-- START RAW DATA --
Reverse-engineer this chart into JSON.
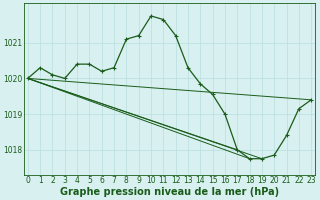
{
  "title": "Graphe pression niveau de la mer (hPa)",
  "background_color": "#d8f0f0",
  "grid_color": "#b8dede",
  "line_color": "#1a5c1a",
  "series1": [
    1020.0,
    1020.3,
    1020.1,
    1020.0,
    1020.4,
    1020.4,
    1020.2,
    1020.3,
    1021.1,
    1021.2,
    1021.75,
    1021.65,
    1021.2,
    1020.3,
    1019.85,
    1019.55,
    1019.0,
    1018.0,
    1017.75,
    1017.75,
    1017.85,
    1018.4,
    1019.15,
    1019.4
  ],
  "fan_lines": [
    {
      "x": [
        0,
        23
      ],
      "y": [
        1020.0,
        1019.4
      ]
    },
    {
      "x": [
        0,
        19
      ],
      "y": [
        1020.0,
        1017.75
      ]
    },
    {
      "x": [
        0,
        18
      ],
      "y": [
        1020.0,
        1017.75
      ]
    },
    {
      "x": [
        0,
        17
      ],
      "y": [
        1020.0,
        1018.0
      ]
    }
  ],
  "ylim": [
    1017.3,
    1022.1
  ],
  "yticks": [
    1018,
    1019,
    1020,
    1021
  ],
  "xlim": [
    -0.3,
    23.3
  ],
  "x_labels": [
    "0",
    "1",
    "2",
    "3",
    "4",
    "5",
    "6",
    "7",
    "8",
    "9",
    "10",
    "11",
    "12",
    "13",
    "14",
    "15",
    "16",
    "17",
    "18",
    "19",
    "20",
    "21",
    "22",
    "23"
  ],
  "title_fontsize": 7.0,
  "tick_fontsize": 5.5,
  "label_color": "#1a5c1a"
}
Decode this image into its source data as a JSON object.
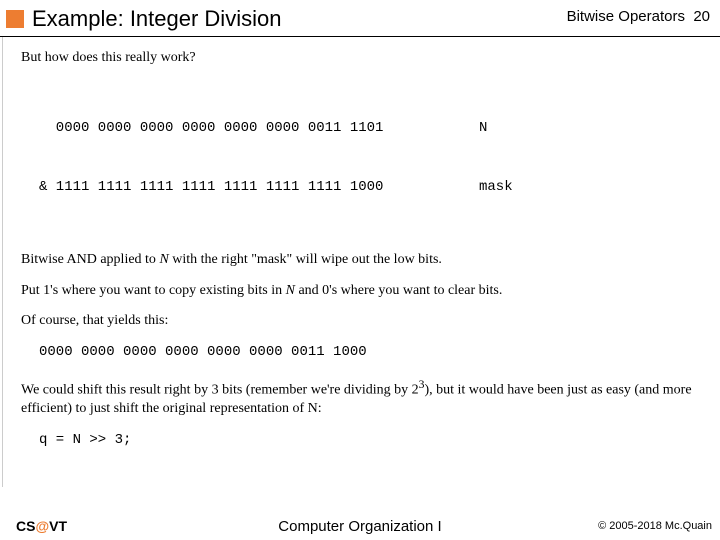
{
  "header": {
    "title": "Example: Integer Division",
    "section": "Bitwise Operators",
    "page": "20"
  },
  "p1": "But how does this really work?",
  "code1": {
    "l1_bits": "  0000 0000 0000 0000 0000 0000 0011 1101",
    "l1_label": "N",
    "l2_bits": "& 1111 1111 1111 1111 1111 1111 1111 1000",
    "l2_label": "mask"
  },
  "p2a": "Bitwise AND applied to ",
  "p2b": "N",
  "p2c": " with the right \"mask\" will wipe out the low bits.",
  "p3a": "Put 1's where you want to copy existing bits in ",
  "p3b": "N",
  "p3c": " and 0's where you want to clear bits.",
  "p4": "Of course, that yields this:",
  "code2": "0000 0000 0000 0000 0000 0000 0011 1000",
  "p5a": "We could shift this result right by 3 bits (remember we're dividing by 2",
  "p5sup": "3",
  "p5b": "), but it would have been just as easy (and more efficient) to just shift the original representation of N:",
  "code3": "q = N >> 3;",
  "footer": {
    "left_a": "CS",
    "left_at": "@",
    "left_b": "VT",
    "center": "Computer Organization I",
    "right": "© 2005-2018 Mc.Quain"
  },
  "colors": {
    "accent": "#ed7d31"
  }
}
-- END RAW DATA --
Quote the entries in full. Any image among them is to be omitted from the copy.

TASK OUTPUT:
Reverse-engineer this chart into JSON.
{
  "title": "Graphe pression niveau de la mer (hPa)",
  "background_color": "#d8f0f0",
  "grid_color": "#b8dede",
  "line_color": "#1a5c1a",
  "series1": [
    1020.0,
    1020.3,
    1020.1,
    1020.0,
    1020.4,
    1020.4,
    1020.2,
    1020.3,
    1021.1,
    1021.2,
    1021.75,
    1021.65,
    1021.2,
    1020.3,
    1019.85,
    1019.55,
    1019.0,
    1018.0,
    1017.75,
    1017.75,
    1017.85,
    1018.4,
    1019.15,
    1019.4
  ],
  "fan_lines": [
    {
      "x": [
        0,
        23
      ],
      "y": [
        1020.0,
        1019.4
      ]
    },
    {
      "x": [
        0,
        19
      ],
      "y": [
        1020.0,
        1017.75
      ]
    },
    {
      "x": [
        0,
        18
      ],
      "y": [
        1020.0,
        1017.75
      ]
    },
    {
      "x": [
        0,
        17
      ],
      "y": [
        1020.0,
        1018.0
      ]
    }
  ],
  "ylim": [
    1017.3,
    1022.1
  ],
  "yticks": [
    1018,
    1019,
    1020,
    1021
  ],
  "xlim": [
    -0.3,
    23.3
  ],
  "x_labels": [
    "0",
    "1",
    "2",
    "3",
    "4",
    "5",
    "6",
    "7",
    "8",
    "9",
    "10",
    "11",
    "12",
    "13",
    "14",
    "15",
    "16",
    "17",
    "18",
    "19",
    "20",
    "21",
    "22",
    "23"
  ],
  "title_fontsize": 7.0,
  "tick_fontsize": 5.5,
  "label_color": "#1a5c1a"
}
Decode this image into its source data as a JSON object.
{
  "header": {
    "title": "Example: Integer Division",
    "section": "Bitwise Operators",
    "page": "20"
  },
  "p1": "But how does this really work?",
  "code1": {
    "l1_bits": "  0000 0000 0000 0000 0000 0000 0011 1101",
    "l1_label": "N",
    "l2_bits": "& 1111 1111 1111 1111 1111 1111 1111 1000",
    "l2_label": "mask"
  },
  "p2a": "Bitwise AND applied to ",
  "p2b": "N",
  "p2c": " with the right \"mask\" will wipe out the low bits.",
  "p3a": "Put 1's where you want to copy existing bits in ",
  "p3b": "N",
  "p3c": " and 0's where you want to clear bits.",
  "p4": "Of course, that yields this:",
  "code2": "0000 0000 0000 0000 0000 0000 0011 1000",
  "p5a": "We could shift this result right by 3 bits (remember we're dividing by 2",
  "p5sup": "3",
  "p5b": "), but it would have been just as easy (and more efficient) to just shift the original representation of N:",
  "code3": "q = N >> 3;",
  "footer": {
    "left_a": "CS",
    "left_at": "@",
    "left_b": "VT",
    "center": "Computer Organization I",
    "right": "© 2005-2018 Mc.Quain"
  },
  "colors": {
    "accent": "#ed7d31"
  }
}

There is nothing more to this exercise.